# Extracted data entries
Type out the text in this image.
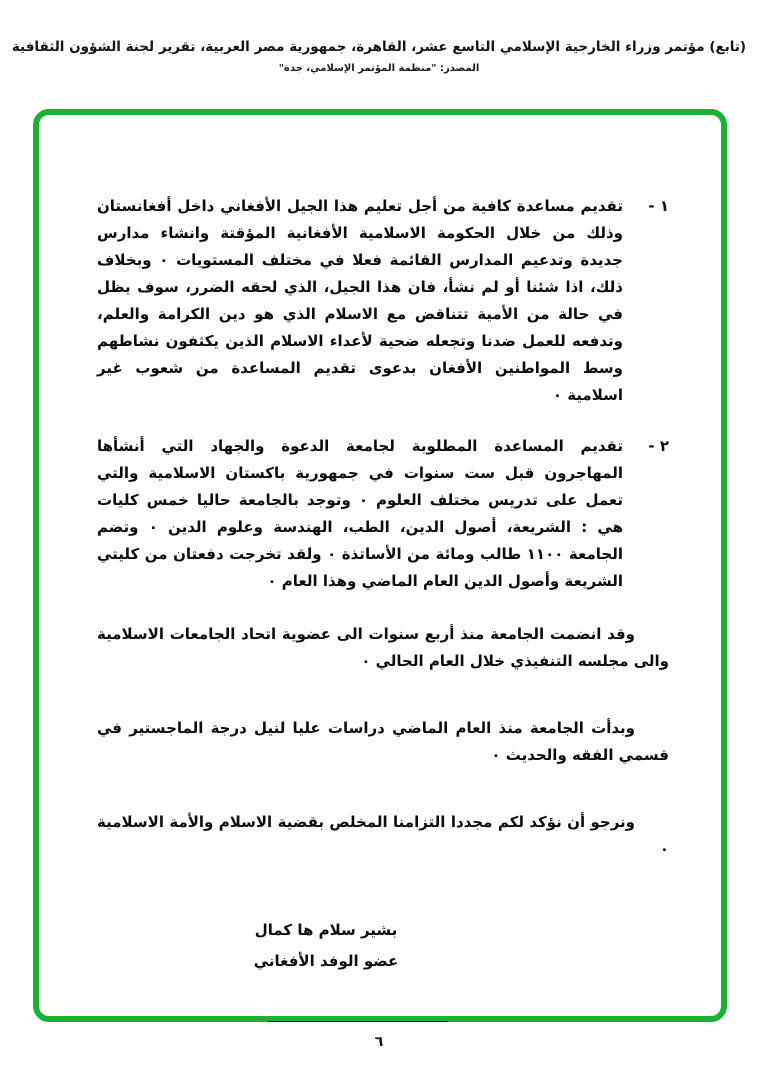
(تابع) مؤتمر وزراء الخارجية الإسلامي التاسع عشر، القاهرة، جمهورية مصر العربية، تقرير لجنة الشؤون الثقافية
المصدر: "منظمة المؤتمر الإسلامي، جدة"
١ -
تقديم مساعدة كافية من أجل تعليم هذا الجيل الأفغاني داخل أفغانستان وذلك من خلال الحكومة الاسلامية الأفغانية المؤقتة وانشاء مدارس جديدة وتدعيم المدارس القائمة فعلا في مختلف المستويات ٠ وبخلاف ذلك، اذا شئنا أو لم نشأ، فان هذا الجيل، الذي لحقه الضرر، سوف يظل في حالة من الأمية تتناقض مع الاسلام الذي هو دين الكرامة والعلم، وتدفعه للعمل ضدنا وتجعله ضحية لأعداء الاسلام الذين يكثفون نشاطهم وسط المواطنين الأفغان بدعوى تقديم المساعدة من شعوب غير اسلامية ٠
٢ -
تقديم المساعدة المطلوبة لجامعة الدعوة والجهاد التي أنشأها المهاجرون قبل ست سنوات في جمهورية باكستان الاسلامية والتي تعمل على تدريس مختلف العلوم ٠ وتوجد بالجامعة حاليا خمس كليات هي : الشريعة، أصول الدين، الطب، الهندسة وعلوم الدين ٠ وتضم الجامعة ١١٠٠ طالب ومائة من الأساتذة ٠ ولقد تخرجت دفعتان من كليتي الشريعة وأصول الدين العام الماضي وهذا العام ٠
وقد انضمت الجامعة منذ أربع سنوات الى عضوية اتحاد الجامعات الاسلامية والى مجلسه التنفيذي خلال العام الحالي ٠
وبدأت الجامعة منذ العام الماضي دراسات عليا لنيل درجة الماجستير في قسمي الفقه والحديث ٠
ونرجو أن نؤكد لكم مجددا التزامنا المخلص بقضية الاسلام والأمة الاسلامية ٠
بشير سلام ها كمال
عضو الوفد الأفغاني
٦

# Task to carry out
Every line above that contains the word "الأفغاني" should be reported.

# Complete response
تقديم مساعدة كافية من أجل تعليم هذا الجيل الأفغاني داخل أفغانستان وذلك من خلال الحكومة الاسلامية الأفغانية المؤقتة وانشاء مدارس جديدة وتدعيم المدارس القائمة فعلا في مختلف المستويات ٠ وبخلاف ذلك، اذا شئنا أو لم نشأ، فان هذا الجيل، الذي لحقه الضرر، سوف يظل في حالة من الأمية تتناقض مع الاسلام الذي هو دين الكرامة والعلم، وتدفعه للعمل ضدنا وتجعله ضحية لأعداء الاسلام الذين يكثفون نشاطهم وسط المواطنين الأفغان بدعوى تقديم المساعدة من شعوب غير اسلامية ٠
عضو الوفد الأفغاني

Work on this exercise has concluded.